Stated task> Print each line exactly as it is given.

Data to process>

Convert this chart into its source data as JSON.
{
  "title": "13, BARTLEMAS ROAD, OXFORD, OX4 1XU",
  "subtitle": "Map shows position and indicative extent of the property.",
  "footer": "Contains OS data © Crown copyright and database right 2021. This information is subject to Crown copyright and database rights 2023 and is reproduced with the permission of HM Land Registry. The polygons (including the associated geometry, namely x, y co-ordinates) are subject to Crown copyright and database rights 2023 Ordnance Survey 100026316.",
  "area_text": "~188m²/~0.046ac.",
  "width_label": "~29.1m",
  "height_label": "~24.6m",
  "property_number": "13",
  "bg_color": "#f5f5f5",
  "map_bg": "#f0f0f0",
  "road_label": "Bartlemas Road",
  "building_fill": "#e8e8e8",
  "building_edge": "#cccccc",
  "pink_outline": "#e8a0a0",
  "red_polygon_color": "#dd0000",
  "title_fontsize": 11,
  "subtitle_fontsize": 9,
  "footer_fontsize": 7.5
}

Solved problem>
Convert this chart into its source data as JSON.
{
  "title": "13, BARTLEMAS ROAD, OXFORD, OX4 1XU",
  "subtitle": "Map shows position and indicative extent of the property.",
  "footer": "Contains OS data © Crown copyright and database right 2021. This information is subject to Crown copyright and database rights 2023 and is reproduced with the permission of HM Land Registry. The polygons (including the associated geometry, namely x, y co-ordinates) are subject to Crown copyright and database rights 2023 Ordnance Survey 100026316.",
  "area_text": "~188m²/~0.046ac.",
  "width_label": "~29.1m",
  "height_label": "~24.6m",
  "property_number": "13",
  "bg_color": "#f5f5f5",
  "map_bg": "#f0f0f0",
  "road_label": "Bartlemas Road",
  "building_fill": "#e8e8e8",
  "building_edge": "#cccccc",
  "pink_outline": "#e8a0a0",
  "red_polygon_color": "#dd0000",
  "title_fontsize": 11,
  "subtitle_fontsize": 9,
  "footer_fontsize": 7.5
}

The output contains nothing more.